* Exercise description *
Reproduce the following material exactly, including every line.

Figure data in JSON
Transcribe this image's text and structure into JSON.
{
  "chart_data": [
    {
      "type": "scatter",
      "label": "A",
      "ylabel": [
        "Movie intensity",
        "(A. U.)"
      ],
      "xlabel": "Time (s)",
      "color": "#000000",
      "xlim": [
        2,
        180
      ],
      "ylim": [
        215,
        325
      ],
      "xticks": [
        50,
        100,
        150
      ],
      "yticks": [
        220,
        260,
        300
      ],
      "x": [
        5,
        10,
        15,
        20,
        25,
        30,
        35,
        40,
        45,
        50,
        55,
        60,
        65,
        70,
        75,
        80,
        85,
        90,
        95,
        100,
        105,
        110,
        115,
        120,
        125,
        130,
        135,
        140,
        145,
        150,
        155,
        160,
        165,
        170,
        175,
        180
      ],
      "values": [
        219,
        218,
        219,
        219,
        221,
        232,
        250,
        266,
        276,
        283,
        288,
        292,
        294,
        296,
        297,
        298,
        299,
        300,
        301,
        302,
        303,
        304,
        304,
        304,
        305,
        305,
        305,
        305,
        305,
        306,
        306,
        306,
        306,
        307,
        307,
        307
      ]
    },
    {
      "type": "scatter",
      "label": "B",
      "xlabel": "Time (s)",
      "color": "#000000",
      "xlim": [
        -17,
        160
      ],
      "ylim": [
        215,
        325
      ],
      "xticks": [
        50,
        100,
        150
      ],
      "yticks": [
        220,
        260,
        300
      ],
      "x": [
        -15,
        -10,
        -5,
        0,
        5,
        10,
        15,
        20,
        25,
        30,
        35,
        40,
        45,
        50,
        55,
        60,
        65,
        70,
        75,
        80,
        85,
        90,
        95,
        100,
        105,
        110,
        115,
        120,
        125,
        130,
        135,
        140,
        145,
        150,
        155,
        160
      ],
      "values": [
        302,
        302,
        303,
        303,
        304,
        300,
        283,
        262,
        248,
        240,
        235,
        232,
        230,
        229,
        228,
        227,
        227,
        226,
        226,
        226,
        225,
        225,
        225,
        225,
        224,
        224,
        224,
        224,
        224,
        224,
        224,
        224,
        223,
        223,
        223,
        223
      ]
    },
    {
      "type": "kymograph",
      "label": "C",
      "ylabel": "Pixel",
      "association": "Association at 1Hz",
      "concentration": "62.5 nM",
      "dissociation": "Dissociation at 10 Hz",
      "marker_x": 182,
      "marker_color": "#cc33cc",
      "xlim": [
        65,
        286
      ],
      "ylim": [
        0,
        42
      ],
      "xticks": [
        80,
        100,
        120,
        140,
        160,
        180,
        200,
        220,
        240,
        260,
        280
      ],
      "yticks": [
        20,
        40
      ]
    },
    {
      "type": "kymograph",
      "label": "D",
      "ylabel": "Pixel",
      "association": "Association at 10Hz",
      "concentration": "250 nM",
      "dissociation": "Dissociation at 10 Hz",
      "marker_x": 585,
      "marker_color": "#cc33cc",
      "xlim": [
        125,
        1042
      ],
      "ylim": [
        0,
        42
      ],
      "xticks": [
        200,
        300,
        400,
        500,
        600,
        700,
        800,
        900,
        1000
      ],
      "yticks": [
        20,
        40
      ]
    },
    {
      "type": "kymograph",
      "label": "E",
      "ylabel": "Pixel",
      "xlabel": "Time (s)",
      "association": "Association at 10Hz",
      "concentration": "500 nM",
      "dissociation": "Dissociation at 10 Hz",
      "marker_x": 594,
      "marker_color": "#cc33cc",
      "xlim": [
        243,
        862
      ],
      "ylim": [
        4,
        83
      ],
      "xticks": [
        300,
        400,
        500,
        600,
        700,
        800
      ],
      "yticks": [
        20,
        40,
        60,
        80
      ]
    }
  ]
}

* Answer *
Transcribe this image's text and structure into JSON.
{
  "chart_data": [
    {
      "type": "scatter",
      "label": "A",
      "ylabel": [
        "Movie intensity",
        "(A. U.)"
      ],
      "xlabel": "Time (s)",
      "color": "#000000",
      "xlim": [
        2,
        180
      ],
      "ylim": [
        215,
        325
      ],
      "xticks": [
        50,
        100,
        150
      ],
      "yticks": [
        220,
        260,
        300
      ],
      "x": [
        5,
        10,
        15,
        20,
        25,
        30,
        35,
        40,
        45,
        50,
        55,
        60,
        65,
        70,
        75,
        80,
        85,
        90,
        95,
        100,
        105,
        110,
        115,
        120,
        125,
        130,
        135,
        140,
        145,
        150,
        155,
        160,
        165,
        170,
        175,
        180
      ],
      "values": [
        219,
        218,
        219,
        219,
        221,
        232,
        250,
        266,
        276,
        283,
        288,
        292,
        294,
        296,
        297,
        298,
        299,
        300,
        301,
        302,
        303,
        304,
        304,
        304,
        305,
        305,
        305,
        305,
        305,
        306,
        306,
        306,
        306,
        307,
        307,
        307
      ]
    },
    {
      "type": "scatter",
      "label": "B",
      "xlabel": "Time (s)",
      "color": "#000000",
      "xlim": [
        -17,
        160
      ],
      "ylim": [
        215,
        325
      ],
      "xticks": [
        50,
        100,
        150
      ],
      "yticks": [
        220,
        260,
        300
      ],
      "x": [
        -15,
        -10,
        -5,
        0,
        5,
        10,
        15,
        20,
        25,
        30,
        35,
        40,
        45,
        50,
        55,
        60,
        65,
        70,
        75,
        80,
        85,
        90,
        95,
        100,
        105,
        110,
        115,
        120,
        125,
        130,
        135,
        140,
        145,
        150,
        155,
        160
      ],
      "values": [
        302,
        302,
        303,
        303,
        304,
        300,
        283,
        262,
        248,
        240,
        235,
        232,
        230,
        229,
        228,
        227,
        227,
        226,
        226,
        226,
        225,
        225,
        225,
        225,
        224,
        224,
        224,
        224,
        224,
        224,
        224,
        224,
        223,
        223,
        223,
        223
      ]
    },
    {
      "type": "kymograph",
      "label": "C",
      "ylabel": "Pixel",
      "association": "Association at 1Hz",
      "concentration": "62.5 nM",
      "dissociation": "Dissociation at 10 Hz",
      "marker_x": 182,
      "marker_color": "#cc33cc",
      "xlim": [
        65,
        286
      ],
      "ylim": [
        0,
        42
      ],
      "xticks": [
        80,
        100,
        120,
        140,
        160,
        180,
        200,
        220,
        240,
        260,
        280
      ],
      "yticks": [
        20,
        40
      ]
    },
    {
      "type": "kymograph",
      "label": "D",
      "ylabel": "Pixel",
      "association": "Association at 10Hz",
      "concentration": "250 nM",
      "dissociation": "Dissociation at 10 Hz",
      "marker_x": 585,
      "marker_color": "#cc33cc",
      "xlim": [
        125,
        1042
      ],
      "ylim": [
        0,
        42
      ],
      "xticks": [
        200,
        300,
        400,
        500,
        600,
        700,
        800,
        900,
        1000
      ],
      "yticks": [
        20,
        40
      ]
    },
    {
      "type": "kymograph",
      "label": "E",
      "ylabel": "Pixel",
      "xlabel": "Time (s)",
      "association": "Association at 10Hz",
      "concentration": "500 nM",
      "dissociation": "Dissociation at 10 Hz",
      "marker_x": 594,
      "marker_color": "#cc33cc",
      "xlim": [
        243,
        862
      ],
      "ylim": [
        4,
        83
      ],
      "xticks": [
        300,
        400,
        500,
        600,
        700,
        800
      ],
      "yticks": [
        20,
        40,
        60,
        80
      ]
    }
  ]
}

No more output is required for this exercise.